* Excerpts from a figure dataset
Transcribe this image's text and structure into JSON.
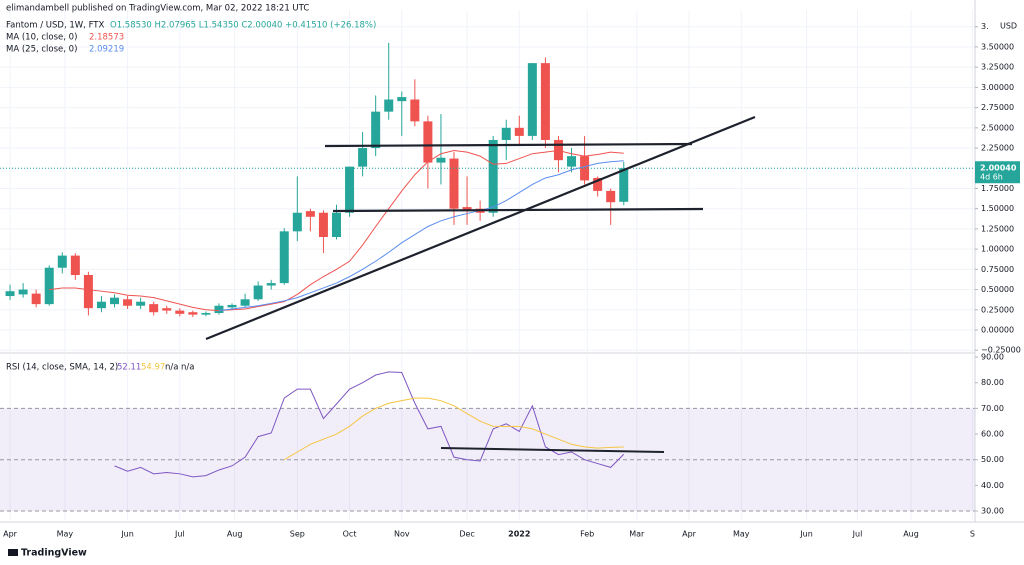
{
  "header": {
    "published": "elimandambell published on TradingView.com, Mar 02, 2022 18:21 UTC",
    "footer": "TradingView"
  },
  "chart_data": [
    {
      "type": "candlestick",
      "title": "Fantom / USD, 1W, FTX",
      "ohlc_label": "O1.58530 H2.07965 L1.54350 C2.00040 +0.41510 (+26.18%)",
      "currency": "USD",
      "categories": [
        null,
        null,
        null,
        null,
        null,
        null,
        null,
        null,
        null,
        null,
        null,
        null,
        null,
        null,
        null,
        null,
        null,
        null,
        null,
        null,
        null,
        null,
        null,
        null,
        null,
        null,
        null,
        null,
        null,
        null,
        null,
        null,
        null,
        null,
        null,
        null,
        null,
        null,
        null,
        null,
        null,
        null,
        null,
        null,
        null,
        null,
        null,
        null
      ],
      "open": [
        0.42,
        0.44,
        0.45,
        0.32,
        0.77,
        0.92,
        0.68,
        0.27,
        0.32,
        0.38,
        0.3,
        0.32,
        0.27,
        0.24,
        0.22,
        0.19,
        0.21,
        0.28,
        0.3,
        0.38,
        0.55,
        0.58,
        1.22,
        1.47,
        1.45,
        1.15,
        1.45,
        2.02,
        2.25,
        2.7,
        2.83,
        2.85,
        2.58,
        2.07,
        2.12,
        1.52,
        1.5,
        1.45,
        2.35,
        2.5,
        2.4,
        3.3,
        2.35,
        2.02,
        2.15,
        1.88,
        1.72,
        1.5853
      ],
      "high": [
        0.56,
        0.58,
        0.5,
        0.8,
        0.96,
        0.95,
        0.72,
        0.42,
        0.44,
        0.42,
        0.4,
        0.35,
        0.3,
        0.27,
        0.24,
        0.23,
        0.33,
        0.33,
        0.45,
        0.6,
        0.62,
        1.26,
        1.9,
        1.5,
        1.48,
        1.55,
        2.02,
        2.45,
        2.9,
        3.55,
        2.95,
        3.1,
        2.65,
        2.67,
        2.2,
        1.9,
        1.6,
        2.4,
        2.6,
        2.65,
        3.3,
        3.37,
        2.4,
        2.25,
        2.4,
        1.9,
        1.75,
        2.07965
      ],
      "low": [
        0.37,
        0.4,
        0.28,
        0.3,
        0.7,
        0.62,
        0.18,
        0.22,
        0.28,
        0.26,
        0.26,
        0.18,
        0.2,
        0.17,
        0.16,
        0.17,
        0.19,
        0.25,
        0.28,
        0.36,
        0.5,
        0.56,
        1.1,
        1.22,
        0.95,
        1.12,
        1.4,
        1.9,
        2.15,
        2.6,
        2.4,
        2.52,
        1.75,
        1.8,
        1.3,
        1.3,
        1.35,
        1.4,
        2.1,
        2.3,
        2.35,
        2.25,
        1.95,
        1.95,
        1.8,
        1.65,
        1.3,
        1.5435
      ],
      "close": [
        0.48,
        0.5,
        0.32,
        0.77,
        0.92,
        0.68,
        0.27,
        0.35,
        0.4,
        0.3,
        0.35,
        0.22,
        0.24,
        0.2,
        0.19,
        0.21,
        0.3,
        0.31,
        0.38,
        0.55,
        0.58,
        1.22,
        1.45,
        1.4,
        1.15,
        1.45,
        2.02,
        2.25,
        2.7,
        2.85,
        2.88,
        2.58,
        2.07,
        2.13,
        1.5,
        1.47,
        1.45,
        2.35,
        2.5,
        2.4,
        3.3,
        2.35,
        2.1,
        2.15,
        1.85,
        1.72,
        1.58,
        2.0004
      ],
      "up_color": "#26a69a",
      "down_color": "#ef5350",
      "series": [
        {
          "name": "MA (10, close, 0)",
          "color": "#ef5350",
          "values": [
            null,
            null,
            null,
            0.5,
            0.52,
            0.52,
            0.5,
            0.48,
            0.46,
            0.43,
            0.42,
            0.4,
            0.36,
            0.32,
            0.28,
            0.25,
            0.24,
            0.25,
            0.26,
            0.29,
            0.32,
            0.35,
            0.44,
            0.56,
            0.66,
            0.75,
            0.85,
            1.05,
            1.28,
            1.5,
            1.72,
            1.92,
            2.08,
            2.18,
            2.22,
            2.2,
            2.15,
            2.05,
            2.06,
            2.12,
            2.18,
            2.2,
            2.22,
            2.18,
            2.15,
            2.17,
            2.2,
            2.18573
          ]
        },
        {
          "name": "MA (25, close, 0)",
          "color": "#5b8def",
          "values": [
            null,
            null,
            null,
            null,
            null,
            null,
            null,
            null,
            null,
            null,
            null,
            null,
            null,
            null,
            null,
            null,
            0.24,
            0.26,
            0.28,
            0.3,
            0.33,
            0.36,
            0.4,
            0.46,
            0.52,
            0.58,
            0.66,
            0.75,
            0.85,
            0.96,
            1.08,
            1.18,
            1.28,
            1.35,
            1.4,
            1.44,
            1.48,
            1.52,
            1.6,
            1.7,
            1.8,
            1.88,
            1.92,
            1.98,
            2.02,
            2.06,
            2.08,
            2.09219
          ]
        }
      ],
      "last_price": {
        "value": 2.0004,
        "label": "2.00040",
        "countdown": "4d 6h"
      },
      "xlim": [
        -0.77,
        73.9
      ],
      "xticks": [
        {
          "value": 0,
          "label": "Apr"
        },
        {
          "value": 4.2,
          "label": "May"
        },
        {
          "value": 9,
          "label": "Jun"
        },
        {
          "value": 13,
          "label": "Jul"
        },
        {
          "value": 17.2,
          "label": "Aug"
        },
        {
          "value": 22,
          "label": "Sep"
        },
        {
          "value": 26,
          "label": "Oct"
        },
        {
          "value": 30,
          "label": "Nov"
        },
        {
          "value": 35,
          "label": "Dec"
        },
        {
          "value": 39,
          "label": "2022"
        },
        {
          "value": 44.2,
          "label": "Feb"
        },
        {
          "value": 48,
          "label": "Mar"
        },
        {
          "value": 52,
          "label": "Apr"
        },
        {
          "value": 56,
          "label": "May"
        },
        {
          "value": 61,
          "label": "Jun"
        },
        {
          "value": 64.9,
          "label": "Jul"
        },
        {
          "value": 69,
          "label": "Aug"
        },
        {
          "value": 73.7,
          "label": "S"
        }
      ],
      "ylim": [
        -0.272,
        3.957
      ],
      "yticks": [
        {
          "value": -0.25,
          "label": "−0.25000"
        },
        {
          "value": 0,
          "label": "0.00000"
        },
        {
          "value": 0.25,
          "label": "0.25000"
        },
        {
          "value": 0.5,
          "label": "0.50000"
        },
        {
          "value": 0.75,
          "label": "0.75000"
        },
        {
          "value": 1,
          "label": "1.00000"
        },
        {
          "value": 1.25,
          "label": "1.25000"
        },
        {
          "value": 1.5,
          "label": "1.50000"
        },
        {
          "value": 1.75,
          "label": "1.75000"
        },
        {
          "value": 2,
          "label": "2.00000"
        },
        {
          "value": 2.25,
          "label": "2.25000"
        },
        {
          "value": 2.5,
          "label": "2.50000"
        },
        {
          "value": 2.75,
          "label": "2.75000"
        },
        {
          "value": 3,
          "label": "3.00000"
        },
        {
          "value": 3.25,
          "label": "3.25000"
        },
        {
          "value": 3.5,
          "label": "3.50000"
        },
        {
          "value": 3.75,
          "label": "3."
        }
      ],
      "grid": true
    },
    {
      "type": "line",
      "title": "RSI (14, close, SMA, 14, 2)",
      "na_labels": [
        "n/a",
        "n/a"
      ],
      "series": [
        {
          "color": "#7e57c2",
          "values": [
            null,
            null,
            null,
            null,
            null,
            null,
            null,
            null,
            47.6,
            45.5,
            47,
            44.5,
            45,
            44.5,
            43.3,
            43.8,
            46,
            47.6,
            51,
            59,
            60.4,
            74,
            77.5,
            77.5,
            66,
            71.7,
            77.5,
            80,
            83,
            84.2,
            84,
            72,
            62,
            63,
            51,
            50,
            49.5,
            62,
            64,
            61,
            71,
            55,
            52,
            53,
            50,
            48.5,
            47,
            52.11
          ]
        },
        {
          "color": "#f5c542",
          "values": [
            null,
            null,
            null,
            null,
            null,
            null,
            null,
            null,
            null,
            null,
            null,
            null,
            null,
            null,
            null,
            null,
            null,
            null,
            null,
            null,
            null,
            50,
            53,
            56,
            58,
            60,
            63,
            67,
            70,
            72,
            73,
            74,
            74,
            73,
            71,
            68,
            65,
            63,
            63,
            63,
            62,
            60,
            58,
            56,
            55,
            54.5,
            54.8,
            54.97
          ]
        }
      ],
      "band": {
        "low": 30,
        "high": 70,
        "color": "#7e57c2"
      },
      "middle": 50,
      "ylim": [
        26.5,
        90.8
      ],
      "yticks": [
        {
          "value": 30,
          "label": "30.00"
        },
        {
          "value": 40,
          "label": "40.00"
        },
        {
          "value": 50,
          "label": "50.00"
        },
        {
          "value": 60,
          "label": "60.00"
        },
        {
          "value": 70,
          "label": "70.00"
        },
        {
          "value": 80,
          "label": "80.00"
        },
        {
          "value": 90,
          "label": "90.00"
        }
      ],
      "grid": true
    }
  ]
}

* GIVEN REQUEST
Pull out each line of the entries that contains "title".

* THE OUTPUT
      "title": "Fantom / USD, 1W, FTX",
      "title": "RSI (14, close, SMA, 14, 2)",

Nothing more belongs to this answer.